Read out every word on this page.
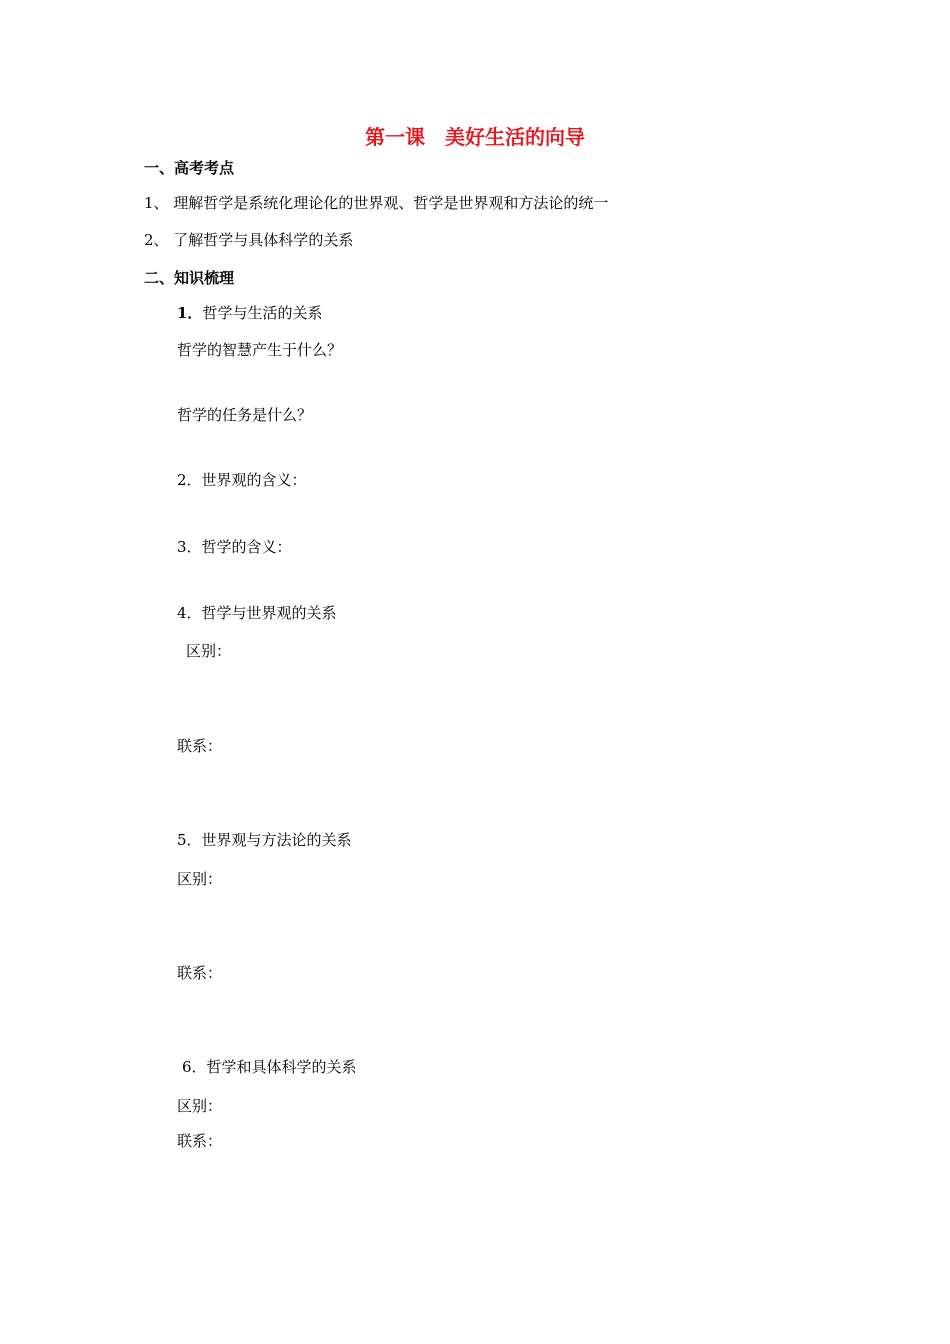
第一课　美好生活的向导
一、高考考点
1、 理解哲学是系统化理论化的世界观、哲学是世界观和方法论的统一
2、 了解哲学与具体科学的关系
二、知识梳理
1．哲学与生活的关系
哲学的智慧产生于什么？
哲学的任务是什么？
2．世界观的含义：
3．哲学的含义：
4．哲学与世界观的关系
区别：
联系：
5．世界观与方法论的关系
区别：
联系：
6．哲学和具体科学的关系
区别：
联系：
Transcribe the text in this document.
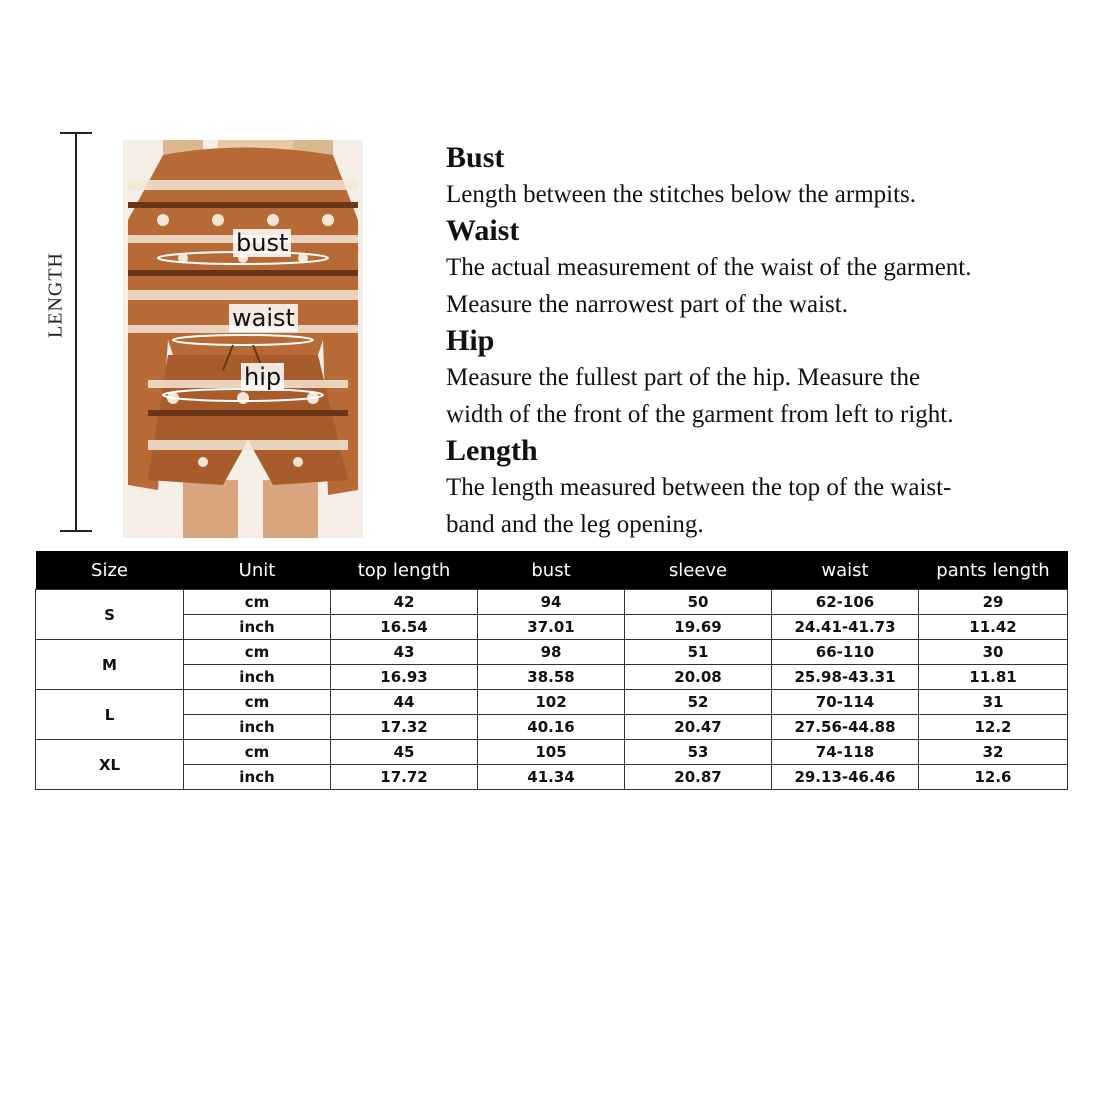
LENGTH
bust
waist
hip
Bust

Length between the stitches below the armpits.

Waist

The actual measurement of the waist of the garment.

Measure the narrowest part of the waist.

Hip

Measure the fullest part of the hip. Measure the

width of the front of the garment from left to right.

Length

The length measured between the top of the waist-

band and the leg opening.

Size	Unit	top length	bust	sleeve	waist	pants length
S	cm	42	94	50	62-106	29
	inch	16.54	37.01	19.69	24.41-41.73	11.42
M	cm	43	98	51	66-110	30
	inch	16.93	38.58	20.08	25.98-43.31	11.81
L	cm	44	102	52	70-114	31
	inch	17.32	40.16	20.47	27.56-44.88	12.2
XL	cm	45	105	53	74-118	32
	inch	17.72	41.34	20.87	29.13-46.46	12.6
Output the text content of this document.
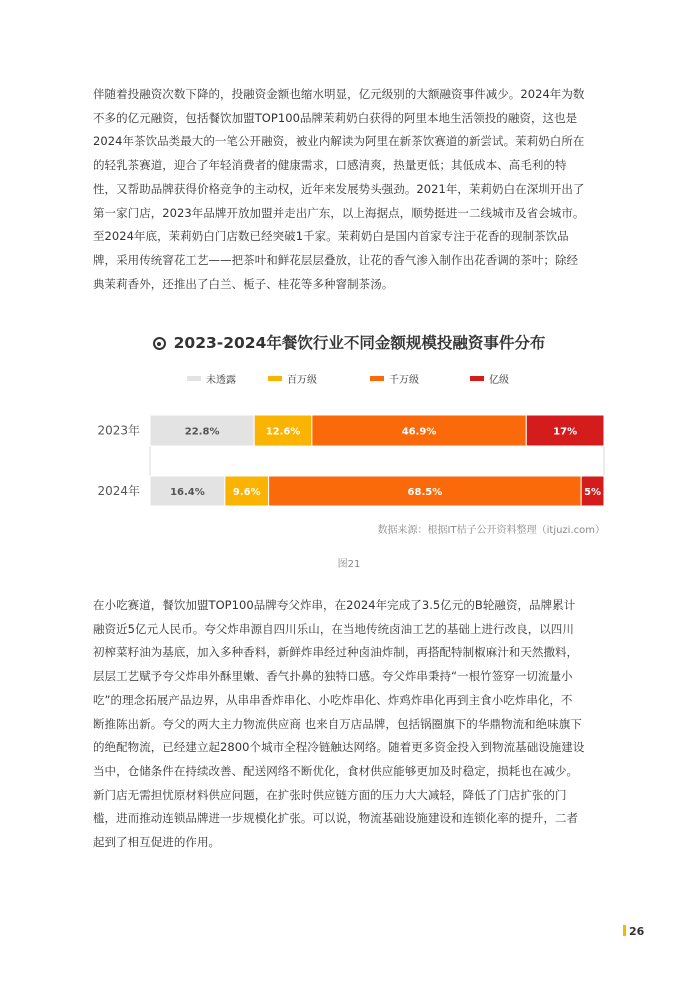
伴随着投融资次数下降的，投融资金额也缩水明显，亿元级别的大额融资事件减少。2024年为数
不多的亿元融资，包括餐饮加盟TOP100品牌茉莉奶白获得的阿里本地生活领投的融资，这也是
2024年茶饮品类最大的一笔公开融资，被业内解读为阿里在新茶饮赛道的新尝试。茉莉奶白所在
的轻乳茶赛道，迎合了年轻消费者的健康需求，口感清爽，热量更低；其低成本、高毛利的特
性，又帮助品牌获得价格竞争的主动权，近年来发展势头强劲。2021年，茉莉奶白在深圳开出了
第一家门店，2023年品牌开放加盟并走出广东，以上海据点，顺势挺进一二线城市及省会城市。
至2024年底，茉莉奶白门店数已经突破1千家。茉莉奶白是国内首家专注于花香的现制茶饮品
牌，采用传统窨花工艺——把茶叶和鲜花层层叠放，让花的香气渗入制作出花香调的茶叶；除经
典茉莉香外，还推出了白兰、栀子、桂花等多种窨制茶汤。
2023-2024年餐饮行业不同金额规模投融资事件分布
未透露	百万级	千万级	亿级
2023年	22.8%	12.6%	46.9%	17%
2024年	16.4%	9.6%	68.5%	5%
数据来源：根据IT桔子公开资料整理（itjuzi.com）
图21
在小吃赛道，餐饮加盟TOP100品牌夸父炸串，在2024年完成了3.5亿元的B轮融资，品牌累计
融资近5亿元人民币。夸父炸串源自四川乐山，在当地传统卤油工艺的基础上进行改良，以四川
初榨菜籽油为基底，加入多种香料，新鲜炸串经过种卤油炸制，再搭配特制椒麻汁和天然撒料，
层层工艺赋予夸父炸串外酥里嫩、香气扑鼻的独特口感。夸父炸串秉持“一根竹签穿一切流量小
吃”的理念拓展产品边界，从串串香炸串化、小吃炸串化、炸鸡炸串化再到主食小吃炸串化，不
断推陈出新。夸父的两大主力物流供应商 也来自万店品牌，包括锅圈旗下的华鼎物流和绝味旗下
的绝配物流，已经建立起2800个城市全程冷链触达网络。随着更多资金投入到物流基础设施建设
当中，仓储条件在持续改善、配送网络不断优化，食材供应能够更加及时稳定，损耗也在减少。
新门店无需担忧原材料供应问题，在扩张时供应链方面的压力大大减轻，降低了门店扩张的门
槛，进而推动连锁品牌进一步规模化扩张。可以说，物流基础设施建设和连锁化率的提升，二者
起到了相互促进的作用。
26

━━━━━━

TASK BRIEF:
Retype all of the entries exactly as written, leaving out any images.

RESULT OF THE TASK:
Read out every word on this page.
第一课　美好生活的向导
一、高考考点
1、 理解哲学是系统化理论化的世界观、哲学是世界观和方法论的统一
2、 了解哲学与具体科学的关系
二、知识梳理
1．哲学与生活的关系
哲学的智慧产生于什么？
哲学的任务是什么？
2．世界观的含义：
3．哲学的含义：
4．哲学与世界观的关系
区别：
联系：
5．世界观与方法论的关系
区别：
联系：
6．哲学和具体科学的关系
区别：
联系：
Transcribe the text in this document.
LENGTH
bust
waist
hip
Bust

Length between the stitches below the armpits.

Waist

The actual measurement of the waist of the garment.

Measure the narrowest part of the waist.

Hip

Measure the fullest part of the hip. Measure the

width of the front of the garment from left to right.

Length

The length measured between the top of the waist-

band and the leg opening.

Size	Unit	top length	bust	sleeve	waist	pants length
S	cm	42	94	50	62-106	29
	inch	16.54	37.01	19.69	24.41-41.73	11.42
M	cm	43	98	51	66-110	30
	inch	16.93	38.58	20.08	25.98-43.31	11.81
L	cm	44	102	52	70-114	31
	inch	17.32	40.16	20.47	27.56-44.88	12.2
XL	cm	45	105	53	74-118	32
	inch	17.72	41.34	20.87	29.13-46.46	12.6
Output the text content of this document.
伴随着投融资次数下降的，投融资金额也缩水明显，亿元级别的大额融资事件减少。2024年为数
不多的亿元融资，包括餐饮加盟TOP100品牌茉莉奶白获得的阿里本地生活领投的融资，这也是
2024年茶饮品类最大的一笔公开融资，被业内解读为阿里在新茶饮赛道的新尝试。茉莉奶白所在
的轻乳茶赛道，迎合了年轻消费者的健康需求，口感清爽，热量更低；其低成本、高毛利的特
性，又帮助品牌获得价格竞争的主动权，近年来发展势头强劲。2021年，茉莉奶白在深圳开出了
第一家门店，2023年品牌开放加盟并走出广东，以上海据点，顺势挺进一二线城市及省会城市。
至2024年底，茉莉奶白门店数已经突破1千家。茉莉奶白是国内首家专注于花香的现制茶饮品
牌，采用传统窨花工艺——把茶叶和鲜花层层叠放，让花的香气渗入制作出花香调的茶叶；除经
典茉莉香外，还推出了白兰、栀子、桂花等多种窨制茶汤。
2023-2024年餐饮行业不同金额规模投融资事件分布
未透露	百万级	千万级	亿级
2023年	22.8%	12.6%	46.9%	17%
2024年	16.4%	9.6%	68.5%	5%
数据来源：根据IT桔子公开资料整理（itjuzi.com）
图21
在小吃赛道，餐饮加盟TOP100品牌夸父炸串，在2024年完成了3.5亿元的B轮融资，品牌累计
融资近5亿元人民币。夸父炸串源自四川乐山，在当地传统卤油工艺的基础上进行改良，以四川
初榨菜籽油为基底，加入多种香料，新鲜炸串经过种卤油炸制，再搭配特制椒麻汁和天然撒料，
层层工艺赋予夸父炸串外酥里嫩、香气扑鼻的独特口感。夸父炸串秉持“一根竹签穿一切流量小
吃”的理念拓展产品边界，从串串香炸串化、小吃炸串化、炸鸡炸串化再到主食小吃炸串化，不
断推陈出新。夸父的两大主力物流供应商 也来自万店品牌，包括锅圈旗下的华鼎物流和绝味旗下
的绝配物流，已经建立起2800个城市全程冷链触达网络。随着更多资金投入到物流基础设施建设
当中，仓储条件在持续改善、配送网络不断优化，食材供应能够更加及时稳定，损耗也在减少。
新门店无需担忧原材料供应问题，在扩张时供应链方面的压力大大减轻，降低了门店扩张的门
槛，进而推动连锁品牌进一步规模化扩张。可以说，物流基础设施建设和连锁化率的提升，二者
起到了相互促进的作用。
26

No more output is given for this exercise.